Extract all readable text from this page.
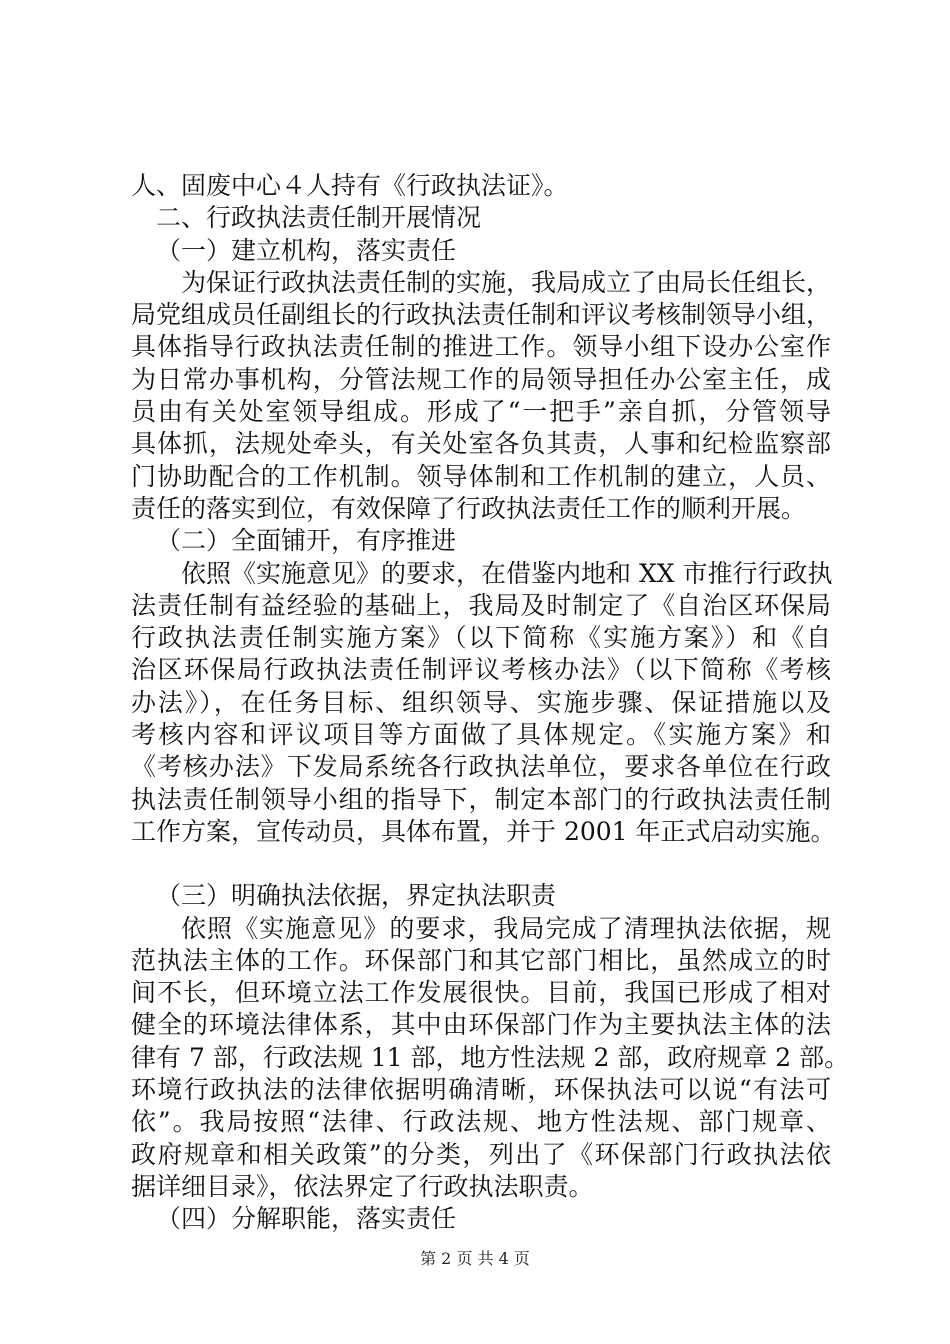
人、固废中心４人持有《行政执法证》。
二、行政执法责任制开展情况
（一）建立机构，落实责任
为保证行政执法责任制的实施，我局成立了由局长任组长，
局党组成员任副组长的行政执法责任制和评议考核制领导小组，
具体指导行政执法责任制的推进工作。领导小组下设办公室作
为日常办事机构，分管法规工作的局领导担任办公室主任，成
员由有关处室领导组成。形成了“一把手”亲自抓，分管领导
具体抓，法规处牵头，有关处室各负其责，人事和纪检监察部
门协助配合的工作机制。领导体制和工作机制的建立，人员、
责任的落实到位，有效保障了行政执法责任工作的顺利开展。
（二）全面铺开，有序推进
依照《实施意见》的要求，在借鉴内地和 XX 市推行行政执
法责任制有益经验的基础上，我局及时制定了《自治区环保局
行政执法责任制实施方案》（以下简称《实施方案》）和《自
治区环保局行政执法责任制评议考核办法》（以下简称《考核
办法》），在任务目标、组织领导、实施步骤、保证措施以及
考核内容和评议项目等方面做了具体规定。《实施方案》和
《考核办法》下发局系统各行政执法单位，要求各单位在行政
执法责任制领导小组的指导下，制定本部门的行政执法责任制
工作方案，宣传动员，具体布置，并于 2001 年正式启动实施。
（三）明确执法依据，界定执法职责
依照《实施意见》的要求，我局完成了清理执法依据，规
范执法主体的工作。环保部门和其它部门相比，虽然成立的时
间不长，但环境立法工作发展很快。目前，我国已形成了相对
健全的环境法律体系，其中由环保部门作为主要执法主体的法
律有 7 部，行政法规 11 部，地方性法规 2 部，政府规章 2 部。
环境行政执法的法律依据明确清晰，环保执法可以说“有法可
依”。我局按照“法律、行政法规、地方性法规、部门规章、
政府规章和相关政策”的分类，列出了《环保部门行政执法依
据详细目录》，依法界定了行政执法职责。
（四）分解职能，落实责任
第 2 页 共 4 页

•••••

__Written task__
Exclude all images and restate the records above word for word.

__Problem solution__
Extract all readable text from this page.
人、固废中心４人持有《行政执法证》。
二、行政执法责任制开展情况
（一）建立机构，落实责任
为保证行政执法责任制的实施，我局成立了由局长任组长，
局党组成员任副组长的行政执法责任制和评议考核制领导小组，
具体指导行政执法责任制的推进工作。领导小组下设办公室作
为日常办事机构，分管法规工作的局领导担任办公室主任，成
员由有关处室领导组成。形成了“一把手”亲自抓，分管领导
具体抓，法规处牵头，有关处室各负其责，人事和纪检监察部
门协助配合的工作机制。领导体制和工作机制的建立，人员、
责任的落实到位，有效保障了行政执法责任工作的顺利开展。
（二）全面铺开，有序推进
依照《实施意见》的要求，在借鉴内地和 XX 市推行行政执
法责任制有益经验的基础上，我局及时制定了《自治区环保局
行政执法责任制实施方案》（以下简称《实施方案》）和《自
治区环保局行政执法责任制评议考核办法》（以下简称《考核
办法》），在任务目标、组织领导、实施步骤、保证措施以及
考核内容和评议项目等方面做了具体规定。《实施方案》和
《考核办法》下发局系统各行政执法单位，要求各单位在行政
执法责任制领导小组的指导下，制定本部门的行政执法责任制
工作方案，宣传动员，具体布置，并于 2001 年正式启动实施。
（三）明确执法依据，界定执法职责
依照《实施意见》的要求，我局完成了清理执法依据，规
范执法主体的工作。环保部门和其它部门相比，虽然成立的时
间不长，但环境立法工作发展很快。目前，我国已形成了相对
健全的环境法律体系，其中由环保部门作为主要执法主体的法
律有 7 部，行政法规 11 部，地方性法规 2 部，政府规章 2 部。
环境行政执法的法律依据明确清晰，环保执法可以说“有法可
依”。我局按照“法律、行政法规、地方性法规、部门规章、
政府规章和相关政策”的分类，列出了《环保部门行政执法依
据详细目录》，依法界定了行政执法职责。
（四）分解职能，落实责任
第 2 页 共 4 页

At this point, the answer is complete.